### Aim of the task
Copy nothing but the text: reproduce each line of the listing exactly and leave the pictures out.

Stored data entries
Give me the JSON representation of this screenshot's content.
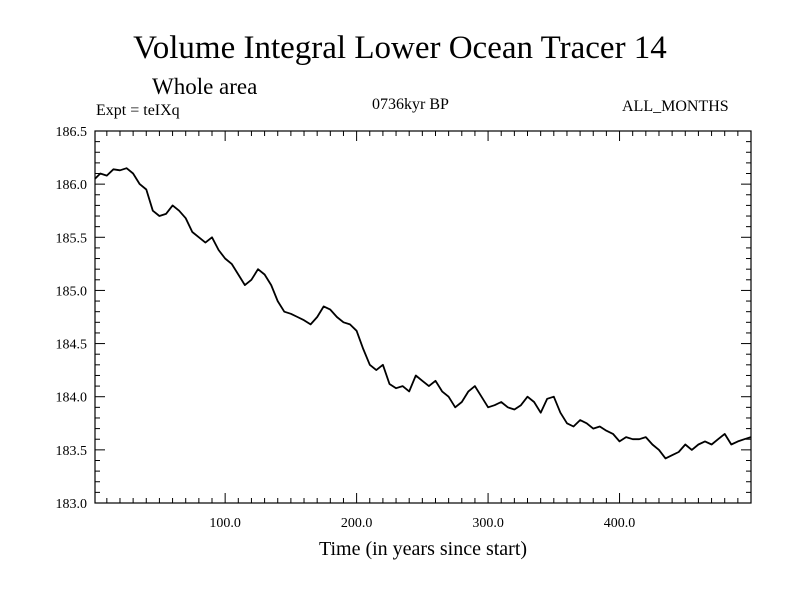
{
  "chart_data": {
    "type": "line",
    "title": "Volume Integral Lower Ocean Tracer 14",
    "subtitle": "Whole area",
    "experiment": "Expt = teIXq",
    "period": "0736kyr BP",
    "months": "ALL_MONTHS",
    "xlabel": "Time (in years since start)",
    "ylabel": "",
    "xlim": [
      1,
      500
    ],
    "ylim": [
      183.0,
      186.5
    ],
    "x_ticks": [
      100,
      200,
      300,
      400
    ],
    "x_tick_labels": [
      "100.0",
      "200.0",
      "300.0",
      "400.0"
    ],
    "y_ticks": [
      183.0,
      183.5,
      184.0,
      184.5,
      185.0,
      185.5,
      186.0,
      186.5
    ],
    "y_tick_labels": [
      "183.0",
      "183.5",
      "184.0",
      "184.5",
      "185.0",
      "185.5",
      "186.0",
      "186.5"
    ],
    "grid": false,
    "legend": "none",
    "series": [
      {
        "color": "#000000",
        "x": [
          1,
          5,
          10,
          15,
          20,
          25,
          30,
          35,
          40,
          45,
          50,
          55,
          60,
          65,
          70,
          75,
          80,
          85,
          90,
          95,
          100,
          105,
          110,
          115,
          120,
          125,
          130,
          135,
          140,
          145,
          150,
          155,
          160,
          165,
          170,
          175,
          180,
          185,
          190,
          195,
          200,
          205,
          210,
          215,
          220,
          225,
          230,
          235,
          240,
          245,
          250,
          255,
          260,
          265,
          270,
          275,
          280,
          285,
          290,
          295,
          300,
          305,
          310,
          315,
          320,
          325,
          330,
          335,
          340,
          345,
          350,
          355,
          360,
          365,
          370,
          375,
          380,
          385,
          390,
          395,
          400,
          405,
          410,
          415,
          420,
          425,
          430,
          435,
          440,
          445,
          450,
          455,
          460,
          465,
          470,
          475,
          480,
          485,
          490,
          495,
          500
        ],
        "y": [
          186.05,
          186.1,
          186.08,
          186.14,
          186.13,
          186.15,
          186.1,
          186.0,
          185.95,
          185.75,
          185.7,
          185.72,
          185.8,
          185.75,
          185.68,
          185.55,
          185.5,
          185.45,
          185.5,
          185.38,
          185.3,
          185.25,
          185.15,
          185.05,
          185.1,
          185.2,
          185.15,
          185.05,
          184.9,
          184.8,
          184.78,
          184.75,
          184.72,
          184.68,
          184.75,
          184.85,
          184.82,
          184.75,
          184.7,
          184.68,
          184.62,
          184.45,
          184.3,
          184.25,
          184.3,
          184.12,
          184.08,
          184.1,
          184.05,
          184.2,
          184.15,
          184.1,
          184.15,
          184.05,
          184.0,
          183.9,
          183.95,
          184.05,
          184.1,
          184.0,
          183.9,
          183.92,
          183.95,
          183.9,
          183.88,
          183.92,
          184.0,
          183.95,
          183.85,
          183.98,
          184.0,
          183.85,
          183.75,
          183.72,
          183.78,
          183.75,
          183.7,
          183.72,
          183.68,
          183.65,
          183.58,
          183.62,
          183.6,
          183.6,
          183.62,
          183.55,
          183.5,
          183.42,
          183.45,
          183.48,
          183.55,
          183.5,
          183.55,
          183.58,
          183.55,
          183.6,
          183.65,
          183.55,
          183.58,
          183.6,
          183.62
        ]
      }
    ]
  }
}
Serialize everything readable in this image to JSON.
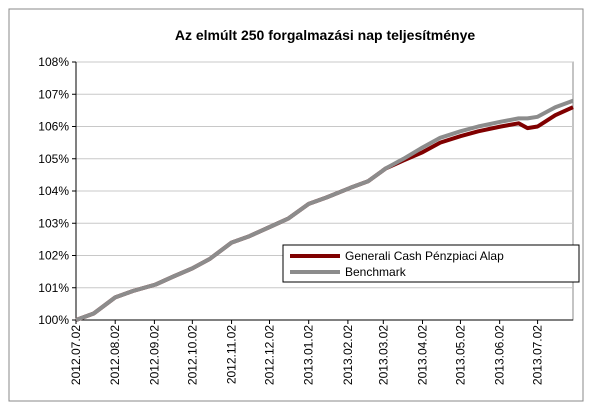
{
  "chart_data": {
    "type": "line",
    "title": "Az elmúlt 250 forgalmazási nap teljesítménye",
    "x": [
      "2012.07.02",
      "2012.07.16",
      "2012.08.02",
      "2012.08.16",
      "2012.09.03",
      "2012.09.17",
      "2012.10.02",
      "2012.10.16",
      "2012.11.02",
      "2012.11.16",
      "2012.12.03",
      "2012.12.17",
      "2013.01.02",
      "2013.01.16",
      "2013.02.04",
      "2013.02.18",
      "2013.03.04",
      "2013.03.18",
      "2013.04.02",
      "2013.04.16",
      "2013.05.02",
      "2013.05.16",
      "2013.06.03",
      "2013.06.17",
      "2013.06.24",
      "2013.07.02",
      "2013.07.16",
      "2013.07.30"
    ],
    "series": [
      {
        "name": "Generali Cash Pénzpiaci Alap",
        "color": "#800000",
        "values": [
          100.0,
          100.2,
          100.7,
          100.9,
          101.1,
          101.35,
          101.6,
          101.9,
          102.4,
          102.6,
          102.9,
          103.15,
          103.6,
          103.8,
          104.1,
          104.3,
          104.7,
          104.95,
          105.2,
          105.5,
          105.7,
          105.85,
          106.0,
          106.1,
          105.95,
          106.0,
          106.35,
          106.6
        ]
      },
      {
        "name": "Benchmark",
        "color": "#8c8c8c",
        "values": [
          100.0,
          100.2,
          100.7,
          100.9,
          101.1,
          101.35,
          101.6,
          101.9,
          102.4,
          102.6,
          102.9,
          103.15,
          103.6,
          103.8,
          104.1,
          104.3,
          104.7,
          105.0,
          105.35,
          105.65,
          105.85,
          106.0,
          106.15,
          106.25,
          106.25,
          106.3,
          106.6,
          106.8
        ]
      }
    ],
    "xlim": [
      "2012.07.02",
      "2013.07.30"
    ],
    "xticks": [
      "2012.07.02",
      "2012.08.02",
      "2012.09.02",
      "2012.10.02",
      "2012.11.02",
      "2012.12.02",
      "2013.01.02",
      "2013.02.02",
      "2013.03.02",
      "2013.04.02",
      "2013.05.02",
      "2013.06.02",
      "2013.07.02"
    ],
    "ylim": [
      100,
      108
    ],
    "yticks": [
      {
        "value": 100,
        "label": "100%"
      },
      {
        "value": 101,
        "label": "101%"
      },
      {
        "value": 102,
        "label": "102%"
      },
      {
        "value": 103,
        "label": "103%"
      },
      {
        "value": 104,
        "label": "104%"
      },
      {
        "value": 105,
        "label": "105%"
      },
      {
        "value": 106,
        "label": "106%"
      },
      {
        "value": 107,
        "label": "107%"
      },
      {
        "value": 108,
        "label": "108%"
      }
    ],
    "grid": true,
    "legend": "right"
  }
}
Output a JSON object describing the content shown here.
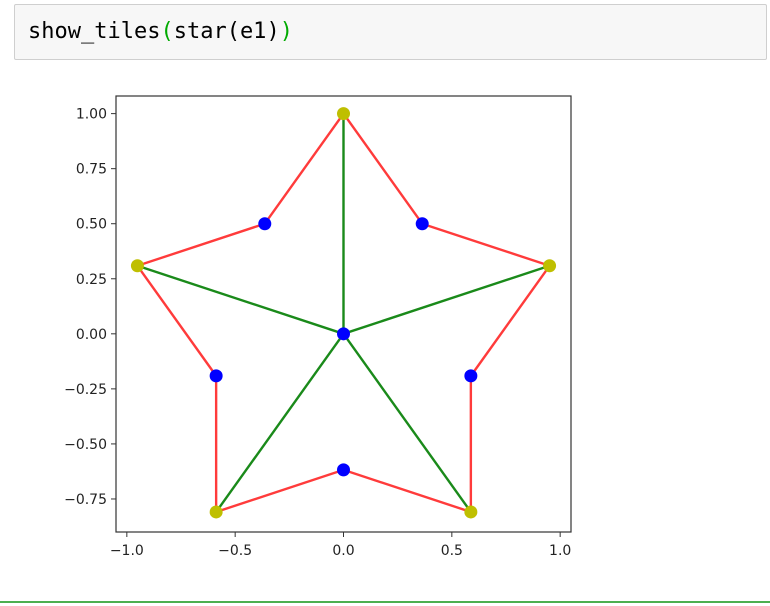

### Answer to the task
Give me the JSON representation of this screenshot's content.
{
  "chart_data": {
    "type": "line",
    "title": "Volume Integral Lower Ocean Tracer 14",
    "subtitle": "Whole area",
    "experiment": "Expt = teIXq",
    "period": "0736kyr BP",
    "months": "ALL_MONTHS",
    "xlabel": "Time (in years since start)",
    "ylabel": "",
    "xlim": [
      1,
      500
    ],
    "ylim": [
      183.0,
      186.5
    ],
    "x_ticks": [
      100,
      200,
      300,
      400
    ],
    "x_tick_labels": [
      "100.0",
      "200.0",
      "300.0",
      "400.0"
    ],
    "y_ticks": [
      183.0,
      183.5,
      184.0,
      184.5,
      185.0,
      185.5,
      186.0,
      186.5
    ],
    "y_tick_labels": [
      "183.0",
      "183.5",
      "184.0",
      "184.5",
      "185.0",
      "185.5",
      "186.0",
      "186.5"
    ],
    "grid": false,
    "legend": "none",
    "series": [
      {
        "color": "#000000",
        "x": [
          1,
          5,
          10,
          15,
          20,
          25,
          30,
          35,
          40,
          45,
          50,
          55,
          60,
          65,
          70,
          75,
          80,
          85,
          90,
          95,
          100,
          105,
          110,
          115,
          120,
          125,
          130,
          135,
          140,
          145,
          150,
          155,
          160,
          165,
          170,
          175,
          180,
          185,
          190,
          195,
          200,
          205,
          210,
          215,
          220,
          225,
          230,
          235,
          240,
          245,
          250,
          255,
          260,
          265,
          270,
          275,
          280,
          285,
          290,
          295,
          300,
          305,
          310,
          315,
          320,
          325,
          330,
          335,
          340,
          345,
          350,
          355,
          360,
          365,
          370,
          375,
          380,
          385,
          390,
          395,
          400,
          405,
          410,
          415,
          420,
          425,
          430,
          435,
          440,
          445,
          450,
          455,
          460,
          465,
          470,
          475,
          480,
          485,
          490,
          495,
          500
        ],
        "y": [
          186.05,
          186.1,
          186.08,
          186.14,
          186.13,
          186.15,
          186.1,
          186.0,
          185.95,
          185.75,
          185.7,
          185.72,
          185.8,
          185.75,
          185.68,
          185.55,
          185.5,
          185.45,
          185.5,
          185.38,
          185.3,
          185.25,
          185.15,
          185.05,
          185.1,
          185.2,
          185.15,
          185.05,
          184.9,
          184.8,
          184.78,
          184.75,
          184.72,
          184.68,
          184.75,
          184.85,
          184.82,
          184.75,
          184.7,
          184.68,
          184.62,
          184.45,
          184.3,
          184.25,
          184.3,
          184.12,
          184.08,
          184.1,
          184.05,
          184.2,
          184.15,
          184.1,
          184.15,
          184.05,
          184.0,
          183.9,
          183.95,
          184.05,
          184.1,
          184.0,
          183.9,
          183.92,
          183.95,
          183.9,
          183.88,
          183.92,
          184.0,
          183.95,
          183.85,
          183.98,
          184.0,
          183.85,
          183.75,
          183.72,
          183.78,
          183.75,
          183.7,
          183.72,
          183.68,
          183.65,
          183.58,
          183.62,
          183.6,
          183.6,
          183.62,
          183.55,
          183.5,
          183.42,
          183.45,
          183.48,
          183.55,
          183.5,
          183.55,
          183.58,
          183.55,
          183.6,
          183.65,
          183.55,
          183.58,
          183.6,
          183.62
        ]
      }
    ]
  }
}
Serialize everything readable in this image to JSON.
{
  "chart_data": {
    "type": "line",
    "title": "Az elmúlt 250 forgalmazási nap teljesítménye",
    "x": [
      "2012.07.02",
      "2012.07.16",
      "2012.08.02",
      "2012.08.16",
      "2012.09.03",
      "2012.09.17",
      "2012.10.02",
      "2012.10.16",
      "2012.11.02",
      "2012.11.16",
      "2012.12.03",
      "2012.12.17",
      "2013.01.02",
      "2013.01.16",
      "2013.02.04",
      "2013.02.18",
      "2013.03.04",
      "2013.03.18",
      "2013.04.02",
      "2013.04.16",
      "2013.05.02",
      "2013.05.16",
      "2013.06.03",
      "2013.06.17",
      "2013.06.24",
      "2013.07.02",
      "2013.07.16",
      "2013.07.30"
    ],
    "series": [
      {
        "name": "Generali Cash Pénzpiaci Alap",
        "color": "#800000",
        "values": [
          100.0,
          100.2,
          100.7,
          100.9,
          101.1,
          101.35,
          101.6,
          101.9,
          102.4,
          102.6,
          102.9,
          103.15,
          103.6,
          103.8,
          104.1,
          104.3,
          104.7,
          104.95,
          105.2,
          105.5,
          105.7,
          105.85,
          106.0,
          106.1,
          105.95,
          106.0,
          106.35,
          106.6
        ]
      },
      {
        "name": "Benchmark",
        "color": "#8c8c8c",
        "values": [
          100.0,
          100.2,
          100.7,
          100.9,
          101.1,
          101.35,
          101.6,
          101.9,
          102.4,
          102.6,
          102.9,
          103.15,
          103.6,
          103.8,
          104.1,
          104.3,
          104.7,
          105.0,
          105.35,
          105.65,
          105.85,
          106.0,
          106.15,
          106.25,
          106.25,
          106.3,
          106.6,
          106.8
        ]
      }
    ],
    "xlim": [
      "2012.07.02",
      "2013.07.30"
    ],
    "xticks": [
      "2012.07.02",
      "2012.08.02",
      "2012.09.02",
      "2012.10.02",
      "2012.11.02",
      "2012.12.02",
      "2013.01.02",
      "2013.02.02",
      "2013.03.02",
      "2013.04.02",
      "2013.05.02",
      "2013.06.02",
      "2013.07.02"
    ],
    "ylim": [
      100,
      108
    ],
    "yticks": [
      {
        "value": 100,
        "label": "100%"
      },
      {
        "value": 101,
        "label": "101%"
      },
      {
        "value": 102,
        "label": "102%"
      },
      {
        "value": 103,
        "label": "103%"
      },
      {
        "value": 104,
        "label": "104%"
      },
      {
        "value": 105,
        "label": "105%"
      },
      {
        "value": 106,
        "label": "106%"
      },
      {
        "value": 107,
        "label": "107%"
      },
      {
        "value": 108,
        "label": "108%"
      }
    ],
    "grid": true,
    "legend": "right"
  }
}
Output a JSON object describing the content shown here.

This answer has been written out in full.